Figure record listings
——————————

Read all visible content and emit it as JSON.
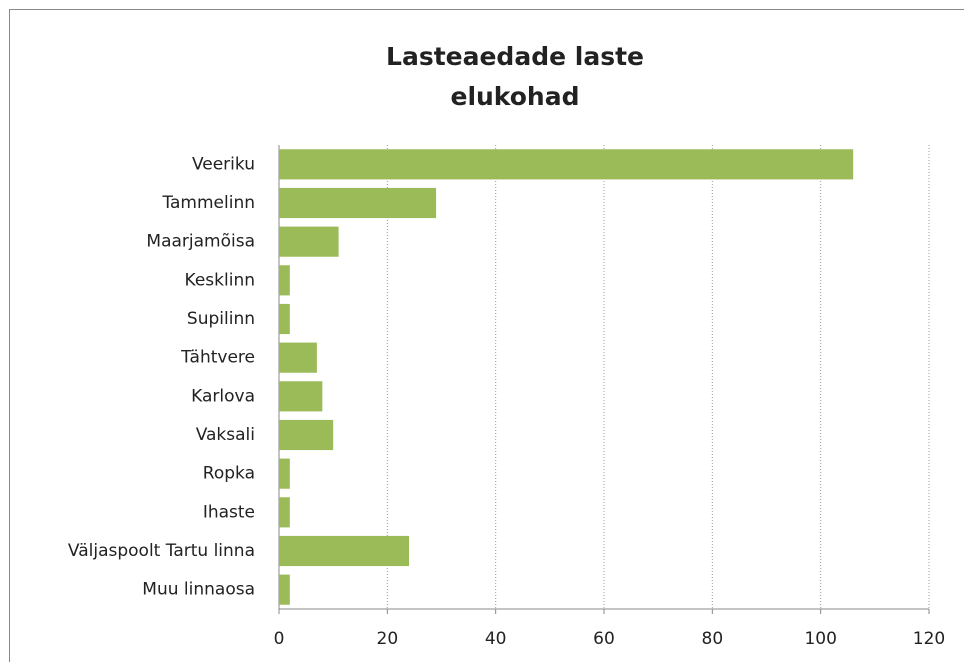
{
  "chart_data": {
    "type": "hbar",
    "title": [
      "Lasteaedade laste",
      "elukohad"
    ],
    "categories": [
      "Veeriku",
      "Tammelinn",
      "Maarjamõisa",
      "Kesklinn",
      "Supilinn",
      "Tähtvere",
      "Karlova",
      "Vaksali",
      "Ropka",
      "Ihaste",
      "Väljaspoolt Tartu linna",
      "Muu linnaosa"
    ],
    "values": [
      106,
      29,
      11,
      2,
      2,
      7,
      8,
      10,
      2,
      2,
      24,
      2
    ],
    "color": "#9bbb59",
    "xlim": [
      0,
      120
    ],
    "xticks": [
      0,
      20,
      40,
      60,
      80,
      100,
      120
    ],
    "grid": true
  }
}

——————————

* TASK TO CARRY OUT: Set down all the entries exactly as they appear, but skip any pictures.

* THE COMPLETED TASK:
Read all visible content and emit it as JSON.
{
  "chart_data": {
    "type": "hbar",
    "title": [
      "Lasteaedade laste",
      "elukohad"
    ],
    "categories": [
      "Veeriku",
      "Tammelinn",
      "Maarjamõisa",
      "Kesklinn",
      "Supilinn",
      "Tähtvere",
      "Karlova",
      "Vaksali",
      "Ropka",
      "Ihaste",
      "Väljaspoolt Tartu linna",
      "Muu linnaosa"
    ],
    "values": [
      106,
      29,
      11,
      2,
      2,
      7,
      8,
      10,
      2,
      2,
      24,
      2
    ],
    "color": "#9bbb59",
    "xlim": [
      0,
      120
    ],
    "xticks": [
      0,
      20,
      40,
      60,
      80,
      100,
      120
    ],
    "grid": true
  }
}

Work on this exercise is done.